Элеонора, Нелли, была тихим домашним ангелом. Она и на портретах такова: маленькая, трогательная, с печальными голубыми глазами. Она ухитрялась на небольшое жалованье мужа вести дом и управляться с детьми — у Тютчевых родились три дочери. Она обожала мужа, полностью освободила его от бытовых хлопот. А когда он влюбился в другую, так страдала, что пыталась покончить с собой. Несколько раз воткнула в грудь кинжал, правда, он оказался фальшивым, от маскарадного костюма, но ранил ее довольно сильно. Окровавленная, она выскочила на улицу и потеряла сознание; Тютчев примчался к ней и, спасая брак и жену, решил выехать в Петербург и навсегда отказаться от знакомства с разлучницей. Страсти отнюдь не баварские, кажется, прямо мексиканские. И в эпицентре этого урагана страстей — некрасивый, немолодой, худой человек в очках.

А разлучница была красавица. В отличие от очаровательной, уютной и домашней Элеоноры, Эрнестина фон Дёрнберг была женщиной сильной, образованной и эффектной. В 1833 году, когда они познакомились, ей было 23 года. Несмотря на данное жене обещание, Федор Иванович еще несколько раз тайно виделся со своей возлюбленной. Он уже был статский советник и камергер, но денег не хватало, да и оставаться в Мюнхене после громкой скандальной истории едва ли было возможно. И эта страница жизни закрылась: Мюнхен с его золотым временем, первой любовью, первым семейным домом, Мюнхен, где родились его дети, где он познакомился с Гейне и спорил с Шеллингом, пришлось оставить. Он увез семью в Россию. Просился в Вену, однако назначили его старшим секретарем дипмиссии в Турин, тогдашнюю столицу Сардинского королевства.

■ ■ ■ ■ ■ ■ ■

> _Упражнения_:
a) Согласно отрывку о Тютчеве, на какую должность и в какой город его назначили после отъезда из Мюнхена?
b) Пожалуйста, воспроизведите из отрывка о Тютчеве фрагмент от слов «Элеонора, Нелли, была» до слов «худой человек в очках.» включительно.
Приведённые далее строки здесь не используются.

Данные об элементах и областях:
■ ■ ■ ■ ■ ■ ■

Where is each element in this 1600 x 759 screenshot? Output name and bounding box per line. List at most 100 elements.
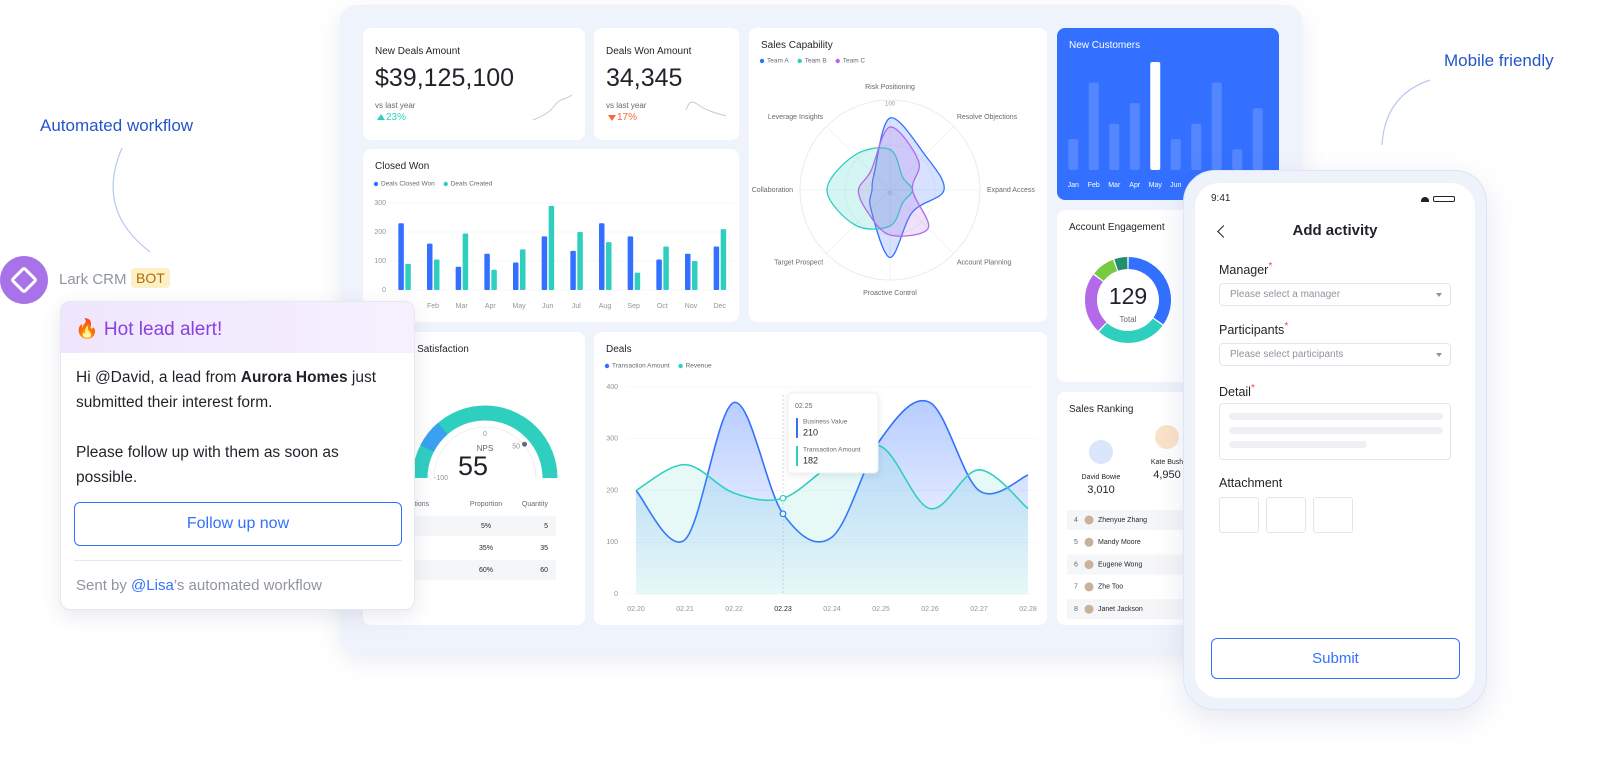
rank: 6 xyxy=(1074,561,1078,568)
kpi-compare: vs last year xyxy=(375,101,416,110)
axis-label: Collaboration xyxy=(752,187,793,194)
connector xyxy=(1381,79,1431,146)
axis-label: Proactive Control xyxy=(863,290,917,297)
bar xyxy=(541,236,548,290)
sender-name: Lark CRM xyxy=(59,271,127,288)
tooltip xyxy=(787,392,879,474)
message-text: Please follow up with them as soon as po… xyxy=(76,444,339,486)
kpi-compare: vs last year xyxy=(606,101,647,110)
legend-label: Team B xyxy=(805,58,827,65)
legend-label: Team C xyxy=(843,58,866,65)
bar xyxy=(462,233,469,290)
select[interactable]: Please select participants xyxy=(1219,343,1451,366)
submit-button[interactable]: Submit xyxy=(1211,638,1460,679)
axis-spoke xyxy=(889,126,954,191)
x-tick-label: Dec xyxy=(713,303,726,310)
bar xyxy=(1211,82,1222,170)
skeleton xyxy=(1229,413,1443,420)
bar xyxy=(548,205,555,290)
attachment-slot[interactable] xyxy=(1219,497,1259,533)
field-label: Detail* xyxy=(1219,383,1255,399)
donut-segment xyxy=(1085,274,1107,331)
legend-dot xyxy=(759,58,765,64)
x-tick-label: Nov xyxy=(685,303,698,310)
bar xyxy=(1170,139,1181,170)
bar xyxy=(520,249,526,290)
donut-total: 129 xyxy=(1109,283,1147,309)
x-tick-label: Mar xyxy=(456,303,469,310)
y-tick-label: 0 xyxy=(382,287,386,294)
card-title: Sales Capability xyxy=(761,40,833,51)
y-tick-label: 300 xyxy=(374,200,386,207)
line xyxy=(635,399,1029,543)
action-button[interactable]: Follow up now xyxy=(74,502,402,546)
avatar xyxy=(1153,423,1181,451)
bar xyxy=(720,229,727,290)
avatar xyxy=(1084,560,1094,570)
x-tick-label: Apr xyxy=(1129,182,1141,189)
bar xyxy=(1088,82,1099,170)
attachment-slot[interactable] xyxy=(1266,497,1306,533)
rank-name: Zhe Too xyxy=(1098,584,1123,591)
card-title: Deals xyxy=(606,344,632,355)
bar xyxy=(577,232,583,290)
user-link[interactable]: @Lisa xyxy=(131,577,174,594)
kpi-change: 17% xyxy=(617,112,638,123)
x-tick-label: Mar xyxy=(1108,182,1121,189)
sparkline xyxy=(532,94,573,121)
table-cell: 5% xyxy=(481,523,491,530)
kpi-value: $39,125,100 xyxy=(375,64,515,92)
bar xyxy=(455,266,462,290)
card-header xyxy=(61,302,414,353)
x-tick-label: 02.24 xyxy=(823,606,841,613)
x-tick-label: 02.23 xyxy=(774,606,792,613)
message-text: Hi @David, a lead from Aurora Homes just… xyxy=(76,365,401,415)
avatar xyxy=(1084,604,1094,614)
bar xyxy=(491,269,497,290)
bar xyxy=(634,272,641,290)
x-tick-label: 02.28 xyxy=(1019,606,1037,613)
select[interactable]: Please select a manager xyxy=(1219,283,1451,306)
card-title: New Customers xyxy=(1069,40,1141,51)
tooltip-value: 210 xyxy=(803,427,818,437)
card-title: New Deals Amount xyxy=(375,46,461,57)
tooltip-marker xyxy=(796,418,798,438)
legend-label: Deals Created xyxy=(451,181,493,188)
message-card: 🔥 Hot lead alert! Hi @David, a lead from… xyxy=(60,301,415,610)
alert-title: 🔥 Hot lead alert! xyxy=(75,319,223,340)
company: Aurora Homes xyxy=(240,369,348,386)
footer: Sent by @Lisa’s automated workflow xyxy=(76,577,322,594)
table-cell: 60% xyxy=(479,567,493,574)
text: ’s automated workflow xyxy=(173,577,322,594)
x-tick-label: Jun xyxy=(542,303,553,310)
legend-dot xyxy=(678,363,683,369)
placeholder: Please select a manager xyxy=(1230,289,1341,300)
ranker-name: David Bowie xyxy=(1082,474,1121,481)
text: just submitted their interest form. xyxy=(76,369,377,411)
gauge-band xyxy=(420,422,448,453)
text: Manager xyxy=(1219,263,1269,278)
bar xyxy=(1068,139,1079,170)
gauge-tick-label: 0 xyxy=(483,431,487,438)
gauge-tick-label: -100 xyxy=(434,475,448,482)
tooltip-name: Transaction Amount xyxy=(803,447,861,454)
textarea[interactable] xyxy=(1219,403,1451,460)
y-tick-label: 100 xyxy=(606,539,618,546)
kpi-card: New Deals Amount $39,125,100 vs last yea… xyxy=(363,28,585,140)
bar xyxy=(1109,123,1120,170)
avatar xyxy=(1084,537,1094,547)
donut-segment xyxy=(1094,259,1118,282)
x-tick-label: May xyxy=(512,303,526,310)
field-label: Attachment xyxy=(1219,476,1283,490)
radar-area xyxy=(826,147,914,230)
x-tick-label: Jun xyxy=(1170,182,1181,189)
axis-label: Account Planning xyxy=(957,260,1012,267)
text: Hi @David, a lead from xyxy=(76,369,241,386)
attachment-slot[interactable] xyxy=(1313,497,1353,533)
y-tick-label: 300 xyxy=(606,436,618,443)
phone: 9:41 Add activity Manager* Please select … xyxy=(1183,170,1487,710)
bar xyxy=(570,250,576,290)
x-tick-label: May xyxy=(1149,182,1163,189)
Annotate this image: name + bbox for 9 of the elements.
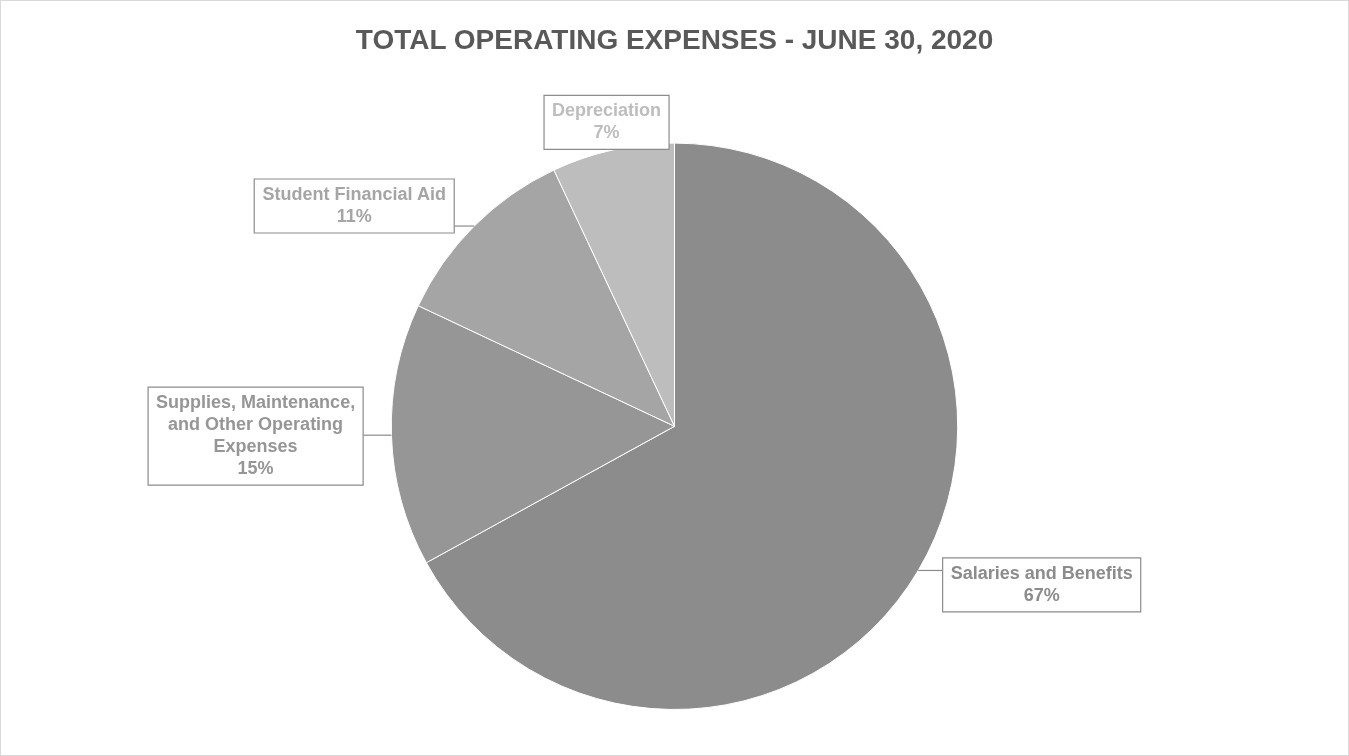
- data-label: 15%: [237, 458, 274, 479]
- chart-title: TOTAL OPERATING EXPENSES - JUNE 30, 2020: [355, 23, 994, 55]
- slice-label: Supplies, Maintenance, and Other Operating Expenses: [156, 392, 356, 457]
- slice-label: Student Financial Aid: [262, 183, 446, 204]
- slice-label: Salaries and Benefits: [950, 562, 1133, 583]
- data-label: 7%: [593, 122, 620, 143]
- data-label: 67%: [1023, 584, 1060, 605]
- data-label: 11%: [336, 205, 372, 226]
- slice-label: Depreciation: [552, 100, 662, 121]
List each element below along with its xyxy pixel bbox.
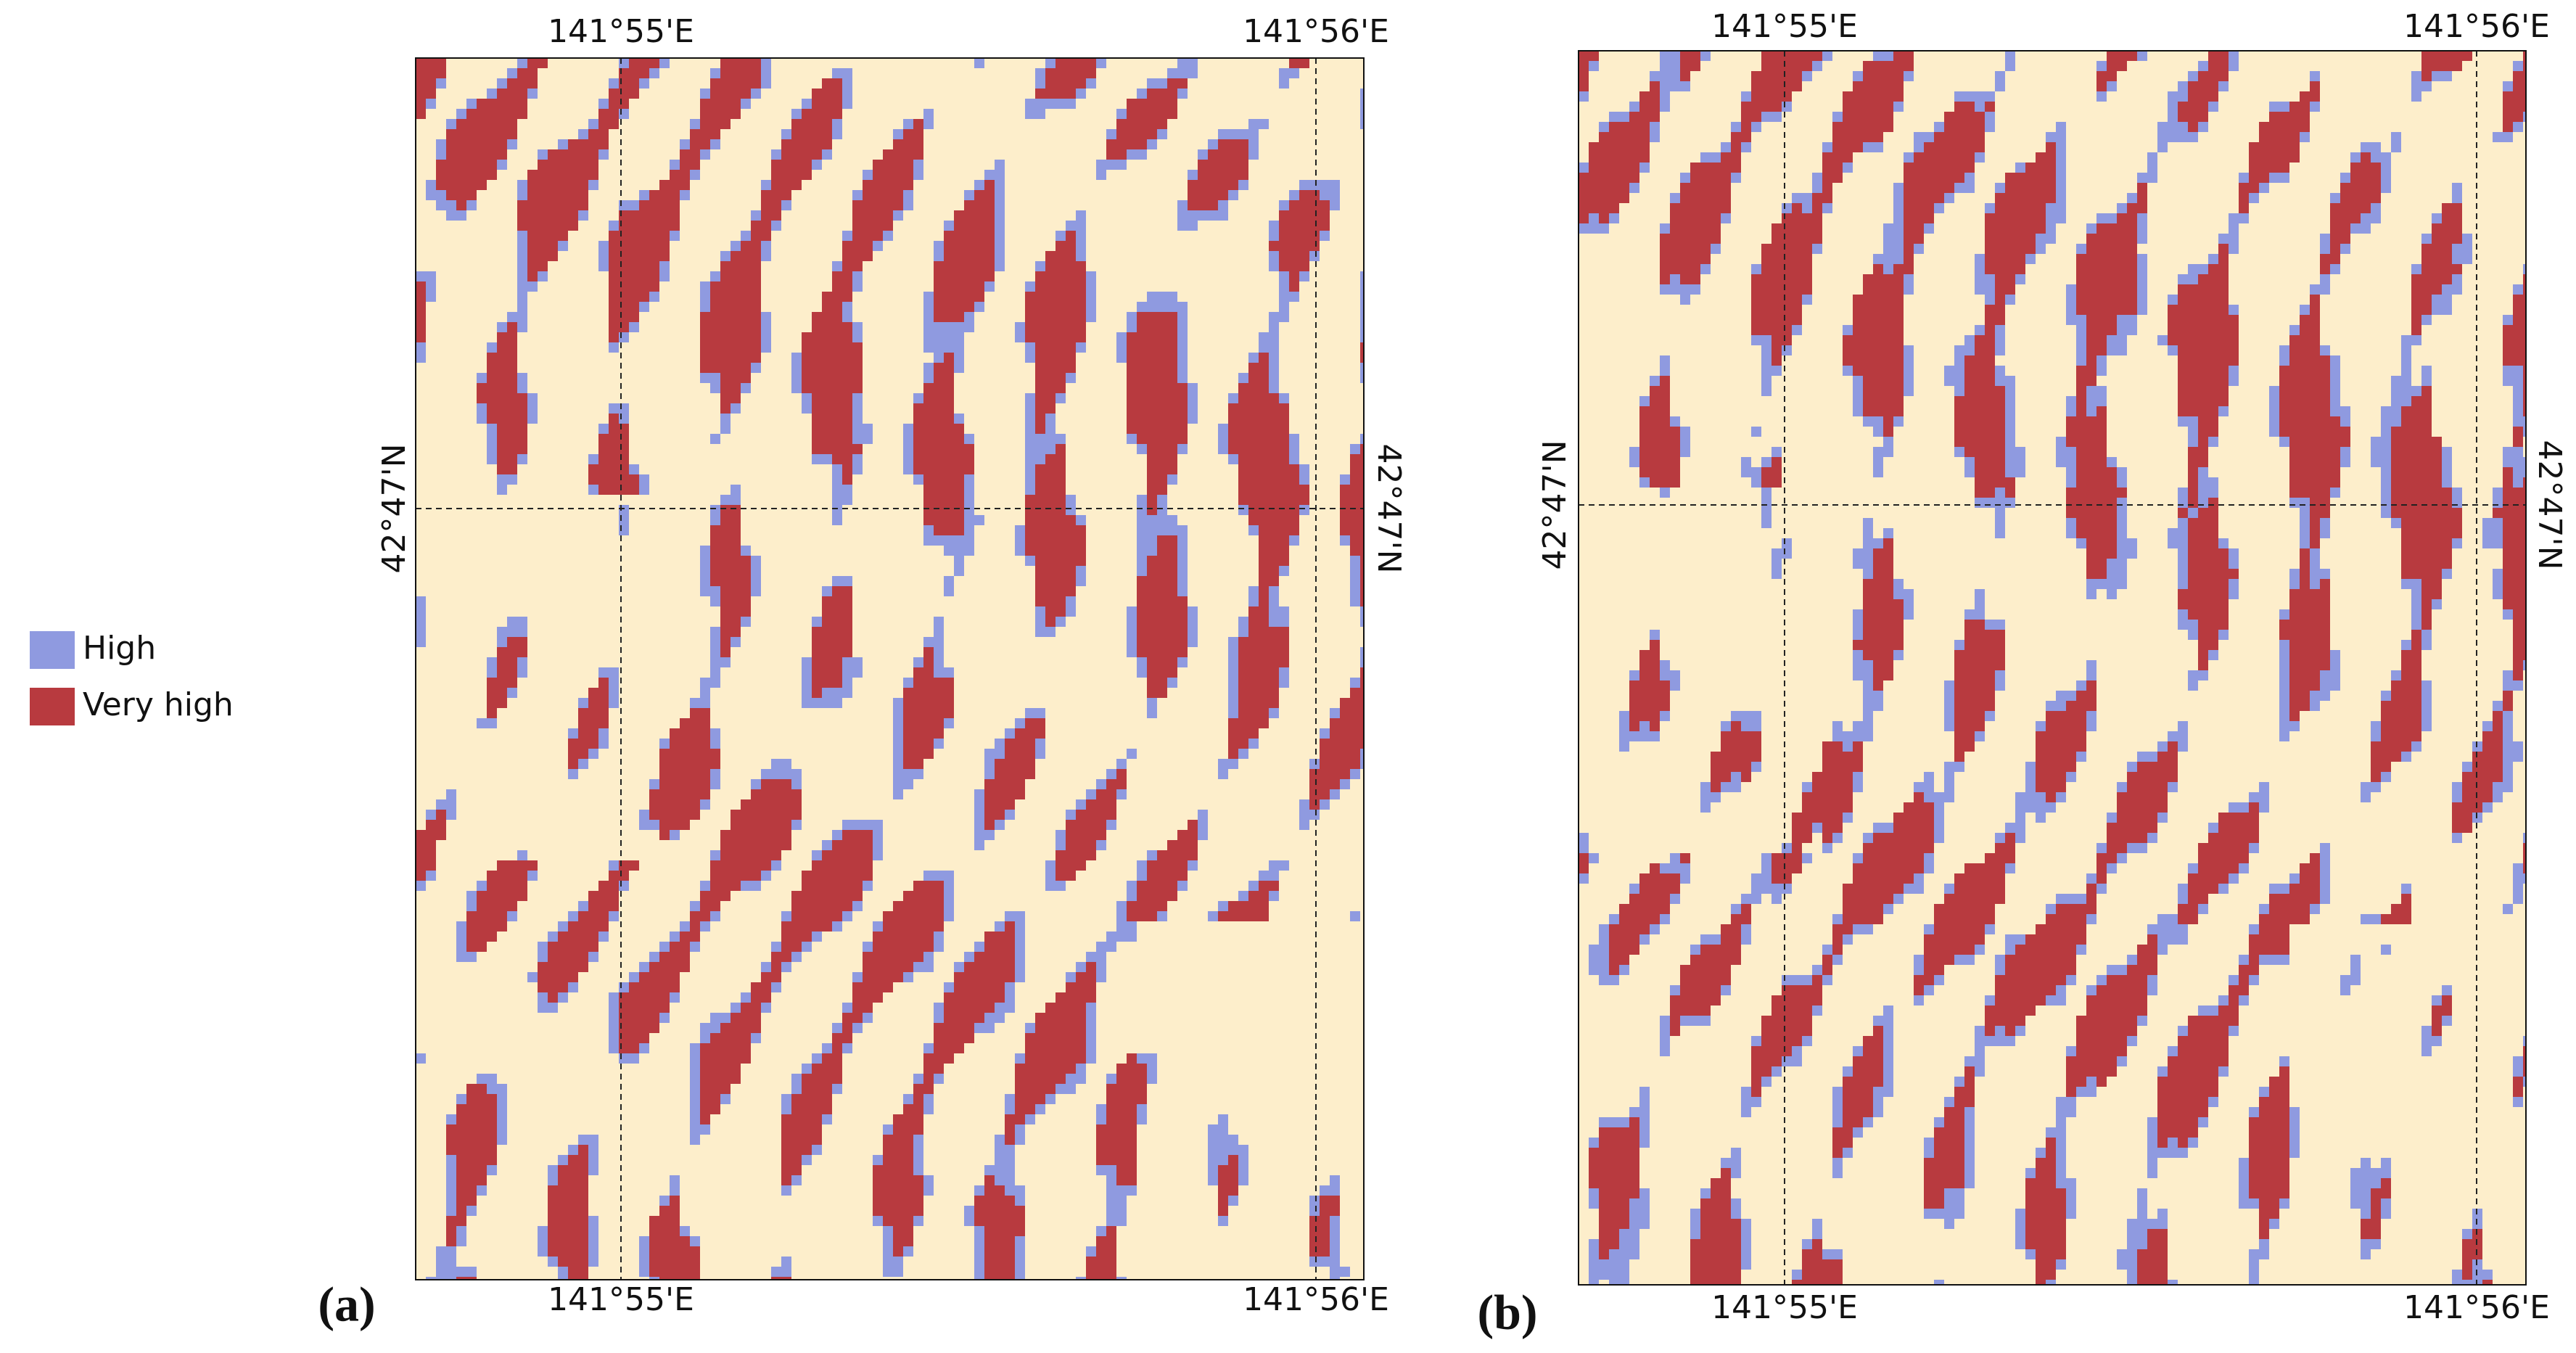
- panel-label: (b): [1477, 1285, 1537, 1340]
- panel-label: (a): [318, 1277, 375, 1332]
- latitude-label: 42°47'N: [1536, 440, 1573, 570]
- longitude-label: 141°56'E: [2403, 8, 2550, 45]
- map-panel: [415, 57, 1365, 1280]
- very-high-area: [1579, 51, 2526, 1285]
- map-background: [416, 58, 1364, 1280]
- high-area: [1579, 51, 2526, 1285]
- latitude-label: 42°47'N: [376, 444, 413, 574]
- longitude-label: 141°56'E: [1243, 13, 1389, 50]
- longitude-label: 141°55'E: [548, 13, 694, 50]
- longitude-label: 141°55'E: [1711, 8, 1858, 45]
- latitude-label: 42°47'N: [1370, 444, 1407, 574]
- legend-label: Very high: [83, 686, 234, 723]
- legend-label: High: [83, 630, 156, 667]
- longitude-label: 141°55'E: [548, 1281, 694, 1318]
- map-background: [1579, 51, 2526, 1285]
- legend-swatch: [30, 631, 75, 669]
- longitude-label: 141°55'E: [1711, 1289, 1858, 1326]
- longitude-label: 141°56'E: [2403, 1289, 2550, 1326]
- map-frame: [415, 57, 1365, 1280]
- map-panel: [1578, 50, 2527, 1286]
- legend-swatch: [30, 688, 75, 725]
- map-frame: [1578, 50, 2527, 1286]
- latitude-label: 42°47'N: [2531, 440, 2568, 570]
- high-area: [416, 58, 1364, 1280]
- very-high-area: [416, 58, 1364, 1280]
- longitude-label: 141°56'E: [1243, 1281, 1389, 1318]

■ ■ ■ ■ ■ ■ ■

> _Ответы_:
a) Старшим секретарём дипмиссии в Турин, тогдашнюю столицу Сардинского королевства.

b)
Элеонора, Нелли, была тихим домашним ангелом. Она и на портретах такова: маленькая, трогательная, с печальными голубыми глазами. Она ухитрялась на небольшое жалованье мужа вести дом и управляться с детьми — у Тютчевых родились три дочери. Она обожала мужа, полностью освободила его от бытовых хлопот. А когда он влюбился в другую, так страдала, что пыталась покончить с собой. Несколько раз воткнула в грудь кинжал, правда, он оказался фальшивым, от маскарадного костюма, но ранил ее довольно сильно. Окровавленная, она выскочила на улицу и потеряла сознание; Тютчев примчался к ней и, спасая брак и жену, решил выехать в Петербург и навсегда отказаться от знакомства с разлучницей. Страсти отнюдь не баварские, кажется, прямо мексиканские. И в эпицентре этого урагана страстей — некрасивый, немолодой, худой человек в очках.